** Exercise task **
Using the listing below, please gather every line containing the word "Mobile".

* Start Data *

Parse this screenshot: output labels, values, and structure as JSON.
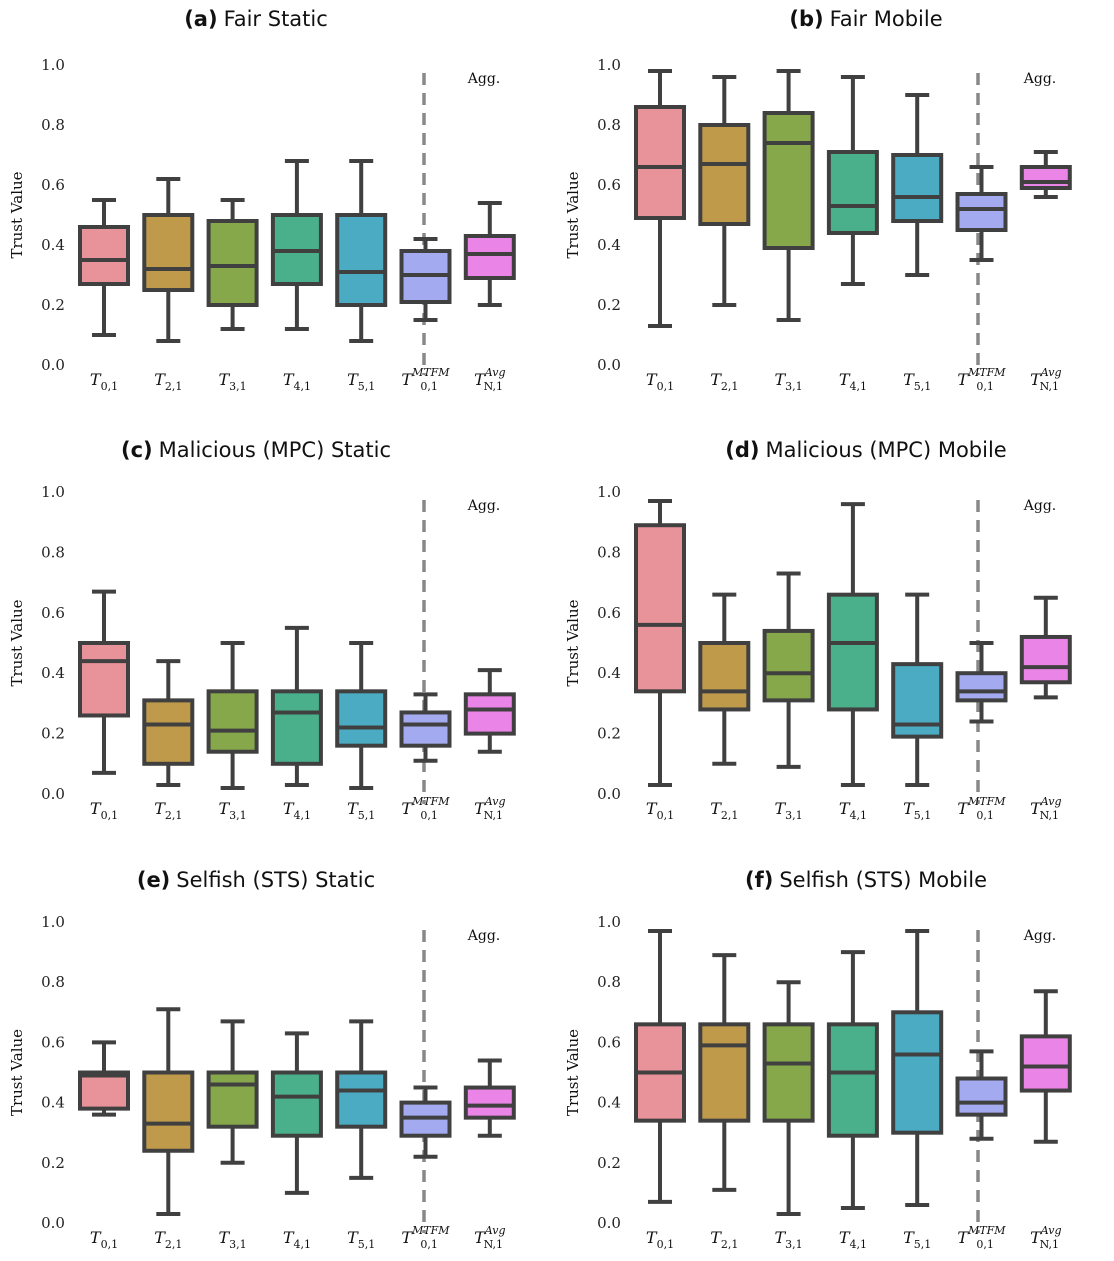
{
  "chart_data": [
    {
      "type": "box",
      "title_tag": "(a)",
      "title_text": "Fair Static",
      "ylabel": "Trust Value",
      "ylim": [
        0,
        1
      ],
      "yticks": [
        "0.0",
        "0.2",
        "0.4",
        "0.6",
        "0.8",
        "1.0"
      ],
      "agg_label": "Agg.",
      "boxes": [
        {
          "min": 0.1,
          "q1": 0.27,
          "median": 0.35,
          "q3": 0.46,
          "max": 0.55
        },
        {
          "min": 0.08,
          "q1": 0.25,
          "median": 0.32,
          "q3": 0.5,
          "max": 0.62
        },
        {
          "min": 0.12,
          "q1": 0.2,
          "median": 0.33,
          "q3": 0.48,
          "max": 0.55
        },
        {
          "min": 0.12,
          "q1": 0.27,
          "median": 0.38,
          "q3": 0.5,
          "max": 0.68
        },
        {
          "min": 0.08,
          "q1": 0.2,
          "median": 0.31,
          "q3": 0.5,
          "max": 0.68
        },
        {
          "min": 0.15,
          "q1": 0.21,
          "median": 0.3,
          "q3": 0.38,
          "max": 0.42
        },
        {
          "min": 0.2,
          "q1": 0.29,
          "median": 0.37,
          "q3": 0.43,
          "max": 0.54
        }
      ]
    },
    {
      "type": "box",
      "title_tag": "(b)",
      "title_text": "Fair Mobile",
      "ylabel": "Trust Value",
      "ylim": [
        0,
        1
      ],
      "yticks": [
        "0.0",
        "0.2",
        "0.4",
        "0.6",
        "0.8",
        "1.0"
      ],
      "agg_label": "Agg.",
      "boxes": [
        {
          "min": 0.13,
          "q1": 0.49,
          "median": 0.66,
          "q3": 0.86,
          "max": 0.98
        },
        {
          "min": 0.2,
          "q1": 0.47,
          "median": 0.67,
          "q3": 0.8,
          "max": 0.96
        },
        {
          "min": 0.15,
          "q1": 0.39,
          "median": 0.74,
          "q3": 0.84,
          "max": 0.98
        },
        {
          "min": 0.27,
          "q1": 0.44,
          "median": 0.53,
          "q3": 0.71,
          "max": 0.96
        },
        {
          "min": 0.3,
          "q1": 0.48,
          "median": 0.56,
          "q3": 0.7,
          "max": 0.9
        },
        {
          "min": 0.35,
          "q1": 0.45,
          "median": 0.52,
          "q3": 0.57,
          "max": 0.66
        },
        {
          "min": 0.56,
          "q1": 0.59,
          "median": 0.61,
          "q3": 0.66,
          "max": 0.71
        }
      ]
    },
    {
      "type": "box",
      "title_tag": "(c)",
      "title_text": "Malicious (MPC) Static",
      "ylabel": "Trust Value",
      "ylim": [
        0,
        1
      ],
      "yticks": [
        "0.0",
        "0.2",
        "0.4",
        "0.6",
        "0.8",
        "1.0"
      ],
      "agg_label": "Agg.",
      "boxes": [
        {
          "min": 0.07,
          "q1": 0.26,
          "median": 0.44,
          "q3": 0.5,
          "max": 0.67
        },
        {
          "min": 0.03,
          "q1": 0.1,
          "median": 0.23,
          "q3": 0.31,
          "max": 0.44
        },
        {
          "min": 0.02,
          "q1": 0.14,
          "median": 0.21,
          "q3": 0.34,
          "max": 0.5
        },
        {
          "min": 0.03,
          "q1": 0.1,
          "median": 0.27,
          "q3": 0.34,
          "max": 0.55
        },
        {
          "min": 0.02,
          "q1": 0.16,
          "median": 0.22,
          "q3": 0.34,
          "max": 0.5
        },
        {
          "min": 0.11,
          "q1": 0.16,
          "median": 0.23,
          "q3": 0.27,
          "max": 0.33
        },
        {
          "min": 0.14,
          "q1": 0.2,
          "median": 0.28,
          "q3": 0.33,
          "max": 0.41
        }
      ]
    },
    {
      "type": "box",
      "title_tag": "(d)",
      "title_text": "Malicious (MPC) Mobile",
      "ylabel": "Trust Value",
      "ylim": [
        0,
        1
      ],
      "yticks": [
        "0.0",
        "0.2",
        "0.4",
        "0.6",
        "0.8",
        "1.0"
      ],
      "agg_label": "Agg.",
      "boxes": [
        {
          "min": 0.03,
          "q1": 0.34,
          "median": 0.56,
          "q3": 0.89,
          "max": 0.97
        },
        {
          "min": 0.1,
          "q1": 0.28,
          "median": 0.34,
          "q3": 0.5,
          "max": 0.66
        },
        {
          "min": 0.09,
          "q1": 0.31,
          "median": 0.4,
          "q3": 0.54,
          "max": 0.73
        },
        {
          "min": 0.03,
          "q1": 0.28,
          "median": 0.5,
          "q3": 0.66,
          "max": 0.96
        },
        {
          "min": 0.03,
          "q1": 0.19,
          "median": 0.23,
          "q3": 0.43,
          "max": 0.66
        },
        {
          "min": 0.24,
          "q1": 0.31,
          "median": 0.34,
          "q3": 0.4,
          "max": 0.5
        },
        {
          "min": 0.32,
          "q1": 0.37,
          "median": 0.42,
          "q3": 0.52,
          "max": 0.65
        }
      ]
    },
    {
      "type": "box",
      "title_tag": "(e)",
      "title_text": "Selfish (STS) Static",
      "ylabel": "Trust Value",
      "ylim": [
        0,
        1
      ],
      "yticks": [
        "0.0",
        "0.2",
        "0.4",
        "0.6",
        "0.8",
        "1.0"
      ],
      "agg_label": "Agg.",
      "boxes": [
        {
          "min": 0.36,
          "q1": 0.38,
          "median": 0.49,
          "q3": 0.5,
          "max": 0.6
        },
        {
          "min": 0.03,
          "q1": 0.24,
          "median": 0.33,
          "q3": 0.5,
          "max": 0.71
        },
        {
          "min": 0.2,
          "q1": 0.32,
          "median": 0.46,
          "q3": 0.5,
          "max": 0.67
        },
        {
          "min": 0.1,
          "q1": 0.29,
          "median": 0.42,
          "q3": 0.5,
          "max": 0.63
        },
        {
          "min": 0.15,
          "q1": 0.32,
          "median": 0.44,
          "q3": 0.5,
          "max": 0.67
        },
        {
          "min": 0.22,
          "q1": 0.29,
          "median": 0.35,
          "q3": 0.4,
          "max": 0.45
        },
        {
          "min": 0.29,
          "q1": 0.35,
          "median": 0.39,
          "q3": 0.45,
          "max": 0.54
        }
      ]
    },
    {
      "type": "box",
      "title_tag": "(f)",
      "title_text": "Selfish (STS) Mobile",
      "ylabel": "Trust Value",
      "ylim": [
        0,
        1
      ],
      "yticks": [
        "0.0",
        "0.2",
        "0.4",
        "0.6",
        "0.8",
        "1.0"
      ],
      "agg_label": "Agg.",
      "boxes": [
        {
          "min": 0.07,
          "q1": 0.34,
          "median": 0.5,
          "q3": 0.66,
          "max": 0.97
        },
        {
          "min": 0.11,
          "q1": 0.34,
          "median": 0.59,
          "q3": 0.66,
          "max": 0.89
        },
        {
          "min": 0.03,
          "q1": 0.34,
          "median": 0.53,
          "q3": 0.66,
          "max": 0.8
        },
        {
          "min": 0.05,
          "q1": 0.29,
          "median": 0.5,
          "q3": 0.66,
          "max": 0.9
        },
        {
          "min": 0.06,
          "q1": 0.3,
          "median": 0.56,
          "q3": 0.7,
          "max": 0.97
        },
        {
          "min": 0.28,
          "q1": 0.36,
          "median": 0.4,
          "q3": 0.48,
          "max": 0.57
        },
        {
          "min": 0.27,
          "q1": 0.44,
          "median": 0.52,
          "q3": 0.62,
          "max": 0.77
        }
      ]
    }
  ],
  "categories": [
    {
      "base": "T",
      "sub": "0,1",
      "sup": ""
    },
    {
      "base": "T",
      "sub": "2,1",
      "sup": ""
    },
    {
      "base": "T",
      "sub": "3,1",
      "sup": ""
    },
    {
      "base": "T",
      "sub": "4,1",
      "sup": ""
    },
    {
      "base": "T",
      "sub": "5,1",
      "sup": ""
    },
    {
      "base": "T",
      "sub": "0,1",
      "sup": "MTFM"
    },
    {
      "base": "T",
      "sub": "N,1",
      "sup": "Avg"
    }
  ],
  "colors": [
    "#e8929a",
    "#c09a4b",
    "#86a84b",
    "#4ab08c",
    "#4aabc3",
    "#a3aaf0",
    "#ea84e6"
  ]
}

* End Data *
* Start Data *

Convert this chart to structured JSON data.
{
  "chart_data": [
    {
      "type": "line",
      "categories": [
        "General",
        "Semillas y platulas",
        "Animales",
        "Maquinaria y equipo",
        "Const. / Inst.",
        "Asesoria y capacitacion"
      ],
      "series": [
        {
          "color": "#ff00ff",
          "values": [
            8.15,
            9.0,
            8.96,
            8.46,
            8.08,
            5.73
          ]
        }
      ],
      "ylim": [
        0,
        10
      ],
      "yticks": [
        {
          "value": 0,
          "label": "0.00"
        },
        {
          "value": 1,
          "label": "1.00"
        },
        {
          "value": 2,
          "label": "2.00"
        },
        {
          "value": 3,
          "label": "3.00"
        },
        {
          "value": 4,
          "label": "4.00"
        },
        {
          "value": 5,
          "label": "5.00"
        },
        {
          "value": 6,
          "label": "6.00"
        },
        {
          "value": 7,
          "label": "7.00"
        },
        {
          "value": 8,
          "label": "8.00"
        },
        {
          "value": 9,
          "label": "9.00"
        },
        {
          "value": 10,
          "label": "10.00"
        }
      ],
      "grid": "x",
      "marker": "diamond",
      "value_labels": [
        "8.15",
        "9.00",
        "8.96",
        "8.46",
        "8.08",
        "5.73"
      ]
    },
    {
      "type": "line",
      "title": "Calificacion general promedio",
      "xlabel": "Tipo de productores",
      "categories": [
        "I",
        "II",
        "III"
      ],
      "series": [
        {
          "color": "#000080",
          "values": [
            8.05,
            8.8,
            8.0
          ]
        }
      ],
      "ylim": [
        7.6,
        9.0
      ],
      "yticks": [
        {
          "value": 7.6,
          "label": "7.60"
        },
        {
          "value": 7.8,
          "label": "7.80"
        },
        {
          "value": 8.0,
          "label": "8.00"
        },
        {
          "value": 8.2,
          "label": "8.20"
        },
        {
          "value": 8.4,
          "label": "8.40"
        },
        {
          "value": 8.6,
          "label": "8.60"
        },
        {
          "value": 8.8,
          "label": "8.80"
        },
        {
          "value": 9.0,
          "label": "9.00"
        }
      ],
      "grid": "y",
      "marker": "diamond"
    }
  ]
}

* End Data *

** Solution to this problem **
      "title_text": "Fair Mobile",
      "title_text": "Malicious (MPC) Mobile",
      "title_text": "Selfish (STS) Mobile",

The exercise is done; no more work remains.